### WHAT YOU WILL DO
Every entry below must be repeated exactly; skip the pictures.

### INPUT
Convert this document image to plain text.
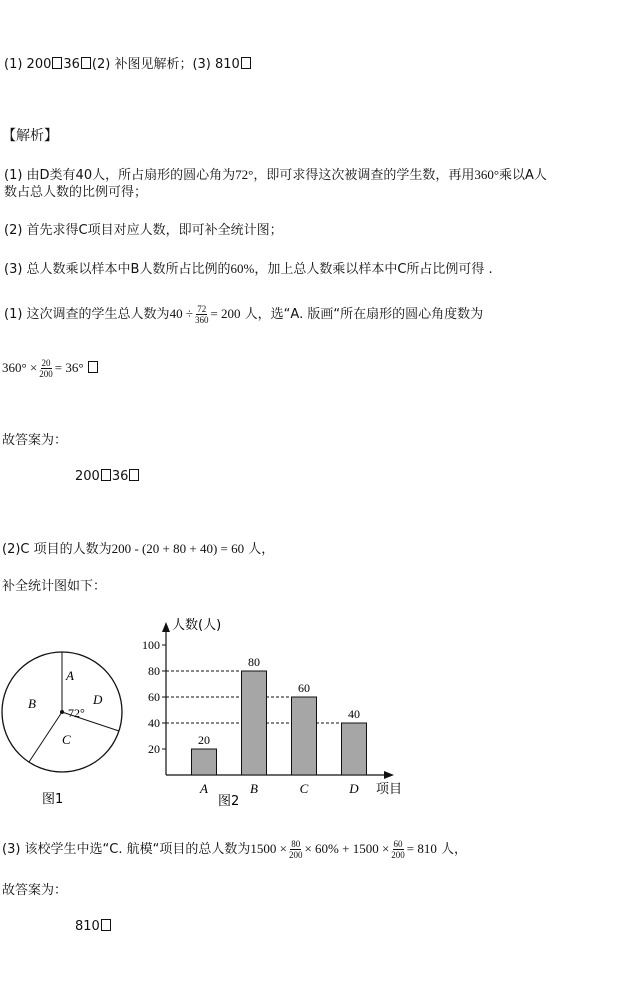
(1) 200 36 (2) 补图见解析；(3) 810
【解析】
(1) 由D类有40人，所占扇形的圆心角为72°，即可求得这次被调查的学生数，再用360°乘以A人
数占总人数的比例可得；
(2) 首先求得C项目对应人数，即可补全统计图；
(3) 总人数乘以样本中B人数所占比例的60%，加上总人数乘以样本中C所占比例可得 .
(1) 这次调查的学生总人数为$40 \div \frac{72}{360} = 200$ 人，选“A. 版画“所在扇形的圆心角度数为
$360^\circ \times \frac{20}{200} = 36^\circ$
故答案为：
200 36
(2)C 项目的人数为200 - (20 + 80 + 40) = 60 人，
补全统计图如下：
A
B
C
D
72°
图1
人数(人)
项目
图2
20
40
60
80
100
20
A
80
B
60
C
40
D
(3) 该校学生中选“C. 航模“项目的总人数为$1500 \times \frac{80}{200} \times 60\% + 1500 \times \frac{60}{200} = 810$ 人，
故答案为：
810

### SOLUTION TO THIS TASK
Convert this document image to plain text.
(1) 200 36 (2) 补图见解析；(3) 810
【解析】
(1) 由D类有40人，所占扇形的圆心角为72°，即可求得这次被调查的学生数，再用360°乘以A人
数占总人数的比例可得；
(2) 首先求得C项目对应人数，即可补全统计图；
(3) 总人数乘以样本中B人数所占比例的60%，加上总人数乘以样本中C所占比例可得 .
(1) 这次调查的学生总人数为$40 \div \frac{72}{360} = 200$ 人，选“A. 版画“所在扇形的圆心角度数为
$360^\circ \times \frac{20}{200} = 36^\circ$
故答案为：
200 36
(2)C 项目的人数为200 - (20 + 80 + 40) = 60 人，
补全统计图如下：
A
B
C
D
72°
图1
人数(人)
项目
图2
20
40
60
80
100
20
A
80
B
60
C
40
D
(3) 该校学生中选“C. 航模“项目的总人数为$1500 \times \frac{80}{200} \times 60\% + 1500 \times \frac{60}{200} = 810$ 人，
故答案为：
810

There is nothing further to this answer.